### Data to process ###

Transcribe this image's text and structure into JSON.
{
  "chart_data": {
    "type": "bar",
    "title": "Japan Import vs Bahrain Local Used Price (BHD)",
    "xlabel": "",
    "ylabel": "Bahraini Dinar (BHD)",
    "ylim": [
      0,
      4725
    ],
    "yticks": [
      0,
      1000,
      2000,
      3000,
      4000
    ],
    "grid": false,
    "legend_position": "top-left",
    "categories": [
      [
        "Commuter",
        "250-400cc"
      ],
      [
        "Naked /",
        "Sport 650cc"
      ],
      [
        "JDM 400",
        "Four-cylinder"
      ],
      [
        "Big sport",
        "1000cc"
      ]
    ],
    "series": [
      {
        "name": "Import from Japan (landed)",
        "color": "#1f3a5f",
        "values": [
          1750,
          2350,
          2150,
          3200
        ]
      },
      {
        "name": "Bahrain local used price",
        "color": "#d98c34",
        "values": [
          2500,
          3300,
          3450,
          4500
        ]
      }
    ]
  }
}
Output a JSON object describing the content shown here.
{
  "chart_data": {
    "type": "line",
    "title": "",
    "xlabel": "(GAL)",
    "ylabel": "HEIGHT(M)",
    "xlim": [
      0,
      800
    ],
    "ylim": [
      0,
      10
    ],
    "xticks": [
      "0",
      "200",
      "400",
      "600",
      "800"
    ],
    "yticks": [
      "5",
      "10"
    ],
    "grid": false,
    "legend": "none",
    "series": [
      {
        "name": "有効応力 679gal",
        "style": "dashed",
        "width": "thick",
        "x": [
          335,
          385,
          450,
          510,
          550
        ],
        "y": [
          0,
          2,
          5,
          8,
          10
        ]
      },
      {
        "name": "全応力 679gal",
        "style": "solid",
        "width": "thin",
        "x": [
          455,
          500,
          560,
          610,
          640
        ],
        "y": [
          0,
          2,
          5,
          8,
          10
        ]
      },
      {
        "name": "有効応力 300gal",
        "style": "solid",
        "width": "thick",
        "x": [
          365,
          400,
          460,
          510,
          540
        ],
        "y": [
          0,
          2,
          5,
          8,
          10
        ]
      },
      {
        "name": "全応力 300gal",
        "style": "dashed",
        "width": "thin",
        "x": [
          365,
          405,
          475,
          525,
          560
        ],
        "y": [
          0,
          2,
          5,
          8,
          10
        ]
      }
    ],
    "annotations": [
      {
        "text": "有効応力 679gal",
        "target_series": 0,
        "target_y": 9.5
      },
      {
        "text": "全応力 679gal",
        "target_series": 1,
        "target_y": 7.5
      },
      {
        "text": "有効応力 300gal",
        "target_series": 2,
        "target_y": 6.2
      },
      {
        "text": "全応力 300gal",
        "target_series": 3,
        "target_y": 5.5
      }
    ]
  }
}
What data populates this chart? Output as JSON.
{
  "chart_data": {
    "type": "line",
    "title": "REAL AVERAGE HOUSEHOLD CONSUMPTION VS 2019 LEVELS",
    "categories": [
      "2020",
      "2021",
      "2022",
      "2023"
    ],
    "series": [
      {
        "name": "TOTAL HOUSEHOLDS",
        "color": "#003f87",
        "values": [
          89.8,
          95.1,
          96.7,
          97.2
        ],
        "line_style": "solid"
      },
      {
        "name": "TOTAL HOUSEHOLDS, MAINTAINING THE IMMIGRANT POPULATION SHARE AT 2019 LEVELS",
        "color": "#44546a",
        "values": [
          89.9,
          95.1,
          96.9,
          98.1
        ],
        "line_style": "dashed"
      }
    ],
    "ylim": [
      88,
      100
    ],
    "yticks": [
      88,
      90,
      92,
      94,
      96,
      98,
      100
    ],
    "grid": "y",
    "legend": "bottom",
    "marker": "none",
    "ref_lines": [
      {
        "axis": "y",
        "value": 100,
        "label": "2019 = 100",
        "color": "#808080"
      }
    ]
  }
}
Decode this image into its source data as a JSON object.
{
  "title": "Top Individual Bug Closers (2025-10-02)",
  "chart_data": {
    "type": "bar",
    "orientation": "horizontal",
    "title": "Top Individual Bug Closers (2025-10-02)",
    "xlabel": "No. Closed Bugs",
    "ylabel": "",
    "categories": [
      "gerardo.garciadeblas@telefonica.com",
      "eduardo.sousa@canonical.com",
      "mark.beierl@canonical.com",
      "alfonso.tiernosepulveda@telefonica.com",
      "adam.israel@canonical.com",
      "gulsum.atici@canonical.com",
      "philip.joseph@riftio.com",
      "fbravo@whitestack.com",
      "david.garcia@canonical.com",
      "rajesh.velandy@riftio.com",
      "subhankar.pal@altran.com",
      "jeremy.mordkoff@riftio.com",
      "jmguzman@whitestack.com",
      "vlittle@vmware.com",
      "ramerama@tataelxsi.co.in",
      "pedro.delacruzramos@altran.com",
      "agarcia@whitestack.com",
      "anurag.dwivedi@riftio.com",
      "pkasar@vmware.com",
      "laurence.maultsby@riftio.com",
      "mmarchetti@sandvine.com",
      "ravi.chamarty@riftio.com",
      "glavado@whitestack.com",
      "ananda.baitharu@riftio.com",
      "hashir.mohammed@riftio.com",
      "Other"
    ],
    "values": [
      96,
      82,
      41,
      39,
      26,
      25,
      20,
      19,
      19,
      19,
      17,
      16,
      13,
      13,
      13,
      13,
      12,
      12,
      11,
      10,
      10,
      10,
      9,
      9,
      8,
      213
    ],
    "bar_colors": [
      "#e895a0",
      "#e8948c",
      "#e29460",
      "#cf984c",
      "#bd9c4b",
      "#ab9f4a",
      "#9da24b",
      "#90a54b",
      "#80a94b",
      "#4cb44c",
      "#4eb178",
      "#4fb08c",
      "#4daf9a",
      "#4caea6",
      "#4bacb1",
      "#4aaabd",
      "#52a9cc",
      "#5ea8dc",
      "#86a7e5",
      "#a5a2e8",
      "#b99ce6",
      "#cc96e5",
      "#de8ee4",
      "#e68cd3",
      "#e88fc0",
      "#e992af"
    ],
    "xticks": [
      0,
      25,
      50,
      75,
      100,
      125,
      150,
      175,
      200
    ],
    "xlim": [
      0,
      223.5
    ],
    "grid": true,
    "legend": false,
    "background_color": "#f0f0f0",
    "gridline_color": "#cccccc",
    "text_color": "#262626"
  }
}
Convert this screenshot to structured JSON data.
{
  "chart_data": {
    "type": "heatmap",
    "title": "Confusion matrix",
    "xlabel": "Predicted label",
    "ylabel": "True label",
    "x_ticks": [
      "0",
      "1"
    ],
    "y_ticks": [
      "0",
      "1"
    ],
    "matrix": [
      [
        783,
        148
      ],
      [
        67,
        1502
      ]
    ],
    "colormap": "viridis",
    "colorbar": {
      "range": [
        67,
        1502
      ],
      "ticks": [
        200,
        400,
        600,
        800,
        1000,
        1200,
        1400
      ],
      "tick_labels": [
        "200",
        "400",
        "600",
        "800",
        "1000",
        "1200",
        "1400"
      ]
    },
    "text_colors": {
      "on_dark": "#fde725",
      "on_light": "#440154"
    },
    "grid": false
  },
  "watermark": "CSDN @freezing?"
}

###

» Set problem: Beginning with the line that contains "Convert this screenshot", repeat every line through the end of the records and nothing more.

» Response below:
Convert this screenshot to structured JSON data.
{
  "chart_data": {
    "type": "heatmap",
    "title": "Confusion matrix",
    "xlabel": "Predicted label",
    "ylabel": "True label",
    "x_ticks": [
      "0",
      "1"
    ],
    "y_ticks": [
      "0",
      "1"
    ],
    "matrix": [
      [
        783,
        148
      ],
      [
        67,
        1502
      ]
    ],
    "colormap": "viridis",
    "colorbar": {
      "range": [
        67,
        1502
      ],
      "ticks": [
        200,
        400,
        600,
        800,
        1000,
        1200,
        1400
      ],
      "tick_labels": [
        "200",
        "400",
        "600",
        "800",
        "1000",
        "1200",
        "1400"
      ]
    },
    "text_colors": {
      "on_dark": "#fde725",
      "on_light": "#440154"
    },
    "grid": false
  },
  "watermark": "CSDN @freezing?"
}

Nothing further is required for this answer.